### What needs to be done:
Copy each line below in which the word "delTYD" occurs.

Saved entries
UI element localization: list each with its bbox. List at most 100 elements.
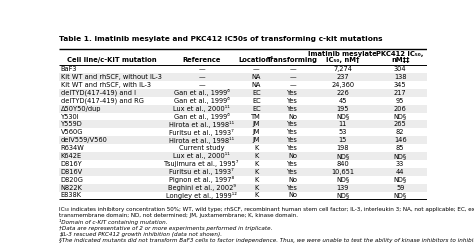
Bar bbox=[59, 136, 427, 144]
Bar bbox=[59, 120, 427, 128]
Text: No: No bbox=[288, 192, 297, 198]
Text: 206: 206 bbox=[394, 106, 407, 112]
Text: ND§: ND§ bbox=[336, 153, 349, 159]
Text: Yes: Yes bbox=[287, 98, 298, 104]
Text: JM: JM bbox=[253, 122, 260, 128]
Bar bbox=[59, 152, 427, 160]
Text: V560G: V560G bbox=[61, 129, 83, 135]
Text: Gan et al., 1999⁶: Gan et al., 1999⁶ bbox=[173, 89, 229, 96]
Text: K: K bbox=[254, 192, 258, 198]
Text: 304: 304 bbox=[394, 66, 407, 72]
Text: ND§: ND§ bbox=[393, 192, 407, 198]
Text: †Data are representative of 2 or more experiments performed in triplicate.: †Data are representative of 2 or more ex… bbox=[59, 226, 273, 231]
Text: Cell line/c-KIT mutation: Cell line/c-KIT mutation bbox=[67, 57, 156, 63]
Text: K: K bbox=[254, 184, 258, 190]
Text: D816V: D816V bbox=[61, 169, 83, 175]
Text: No: No bbox=[288, 177, 297, 183]
Text: 24,360: 24,360 bbox=[331, 82, 355, 88]
Text: D816Y: D816Y bbox=[61, 161, 82, 167]
Text: Imatinib mesylate: Imatinib mesylate bbox=[309, 51, 377, 57]
Text: IC₅₀ indicates inhibitory concentration 50%; WT, wild type; rhSCF, recombinant h: IC₅₀ indicates inhibitory concentration … bbox=[59, 207, 474, 212]
Text: Beghini et al., 2002⁹: Beghini et al., 2002⁹ bbox=[168, 184, 236, 191]
Text: Tsujimura et al., 1995⁷: Tsujimura et al., 1995⁷ bbox=[164, 160, 239, 168]
Text: Kit WT and rhSCF, with IL-3: Kit WT and rhSCF, with IL-3 bbox=[61, 82, 151, 88]
Text: delTYD(417-419) and RG: delTYD(417-419) and RG bbox=[61, 98, 144, 104]
Text: 195: 195 bbox=[337, 106, 349, 112]
Text: Yes: Yes bbox=[287, 129, 298, 135]
Text: Lux et al., 2000¹¹: Lux et al., 2000¹¹ bbox=[173, 152, 230, 160]
Text: Kit WT and rhSCF, without IL-3: Kit WT and rhSCF, without IL-3 bbox=[61, 74, 162, 80]
Text: 85: 85 bbox=[396, 145, 404, 151]
Text: K: K bbox=[254, 169, 258, 175]
Text: delV559/V560: delV559/V560 bbox=[61, 137, 108, 143]
Text: Furitsu et al., 1993⁷: Furitsu et al., 1993⁷ bbox=[169, 168, 234, 175]
Text: —: — bbox=[198, 74, 205, 80]
Text: JM: JM bbox=[253, 129, 260, 135]
Text: EC: EC bbox=[252, 106, 261, 112]
Bar bbox=[59, 168, 427, 176]
Text: 226: 226 bbox=[337, 90, 349, 96]
Text: 7,274: 7,274 bbox=[333, 66, 352, 72]
Text: Hirota et al., 1998¹¹: Hirota et al., 1998¹¹ bbox=[169, 121, 234, 128]
Text: —: — bbox=[198, 66, 205, 72]
Bar bbox=[59, 184, 427, 192]
Text: K: K bbox=[254, 145, 258, 151]
Text: ‡IL-3 rescued PKC412 growth inhibition (data not shown).: ‡IL-3 rescued PKC412 growth inhibition (… bbox=[59, 232, 222, 237]
Text: 139: 139 bbox=[337, 184, 349, 190]
Text: Furitsu et al., 1993⁷: Furitsu et al., 1993⁷ bbox=[169, 129, 234, 136]
Text: Yes: Yes bbox=[287, 145, 298, 151]
Text: Hirota et al., 1998¹¹: Hirota et al., 1998¹¹ bbox=[169, 137, 234, 144]
Text: BaF3: BaF3 bbox=[61, 66, 77, 72]
Text: ND§: ND§ bbox=[336, 192, 349, 198]
Text: —: — bbox=[253, 66, 260, 72]
Text: Lux et al., 2000¹¹: Lux et al., 2000¹¹ bbox=[173, 105, 230, 112]
Text: IC₅₀, nM†: IC₅₀, nM† bbox=[326, 57, 360, 63]
Text: delTYD(417-419) and I: delTYD(417-419) and I bbox=[61, 90, 136, 96]
Text: Longley et al., 1999¹²: Longley et al., 1999¹² bbox=[166, 192, 237, 199]
Text: Y559D: Y559D bbox=[61, 122, 82, 128]
Text: R634W: R634W bbox=[61, 145, 84, 151]
Text: 15: 15 bbox=[338, 137, 347, 143]
Text: Reference: Reference bbox=[182, 57, 221, 63]
Text: 198: 198 bbox=[337, 145, 349, 151]
Text: ND§: ND§ bbox=[393, 177, 407, 183]
Text: Yes: Yes bbox=[287, 90, 298, 96]
Text: Location¹: Location¹ bbox=[238, 57, 274, 63]
Bar bbox=[59, 105, 427, 112]
Text: NA: NA bbox=[252, 74, 261, 80]
Text: Pignon et al., 1997⁸: Pignon et al., 1997⁸ bbox=[169, 176, 234, 183]
Text: JM: JM bbox=[253, 137, 260, 143]
Text: 237: 237 bbox=[337, 74, 349, 80]
Text: §The indicated mutants did not transform BaF3 cells to factor independence. Thus: §The indicated mutants did not transform… bbox=[59, 238, 474, 244]
Text: 59: 59 bbox=[396, 184, 404, 190]
Text: Current study: Current study bbox=[179, 145, 224, 151]
Text: E838K: E838K bbox=[61, 192, 82, 198]
Text: 45: 45 bbox=[338, 98, 347, 104]
Text: Gan et al., 1999⁶: Gan et al., 1999⁶ bbox=[173, 97, 229, 104]
Text: 33: 33 bbox=[396, 161, 404, 167]
Text: 265: 265 bbox=[394, 122, 407, 128]
Text: —: — bbox=[290, 66, 296, 72]
Text: NA: NA bbox=[252, 82, 261, 88]
Text: 138: 138 bbox=[394, 74, 406, 80]
Text: 11: 11 bbox=[339, 122, 347, 128]
Text: 840: 840 bbox=[337, 161, 349, 167]
Text: ¹Domain of c-KIT containing mutation.: ¹Domain of c-KIT containing mutation. bbox=[59, 220, 168, 226]
Text: 82: 82 bbox=[396, 129, 404, 135]
Text: D820G: D820G bbox=[61, 177, 83, 183]
Text: N822K: N822K bbox=[61, 184, 82, 190]
Text: Yes: Yes bbox=[287, 169, 298, 175]
Text: 146: 146 bbox=[394, 137, 407, 143]
Text: 10,651: 10,651 bbox=[331, 169, 355, 175]
Text: Yes: Yes bbox=[287, 106, 298, 112]
Text: Transforming: Transforming bbox=[267, 57, 318, 63]
Text: 345: 345 bbox=[394, 82, 407, 88]
Text: K: K bbox=[254, 153, 258, 159]
Text: —: — bbox=[290, 74, 296, 80]
Text: ND§: ND§ bbox=[393, 114, 407, 119]
Text: 53: 53 bbox=[338, 129, 347, 135]
Text: Yes: Yes bbox=[287, 137, 298, 143]
Text: Yes: Yes bbox=[287, 184, 298, 190]
Text: EC: EC bbox=[252, 98, 261, 104]
Text: Yes: Yes bbox=[287, 122, 298, 128]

### Worked solution:
Text: delTYD(417-419) and RG: delTYD(417-419) and RG bbox=[61, 98, 144, 104]
Text: delTYD(417-419) and I: delTYD(417-419) and I bbox=[61, 90, 136, 96]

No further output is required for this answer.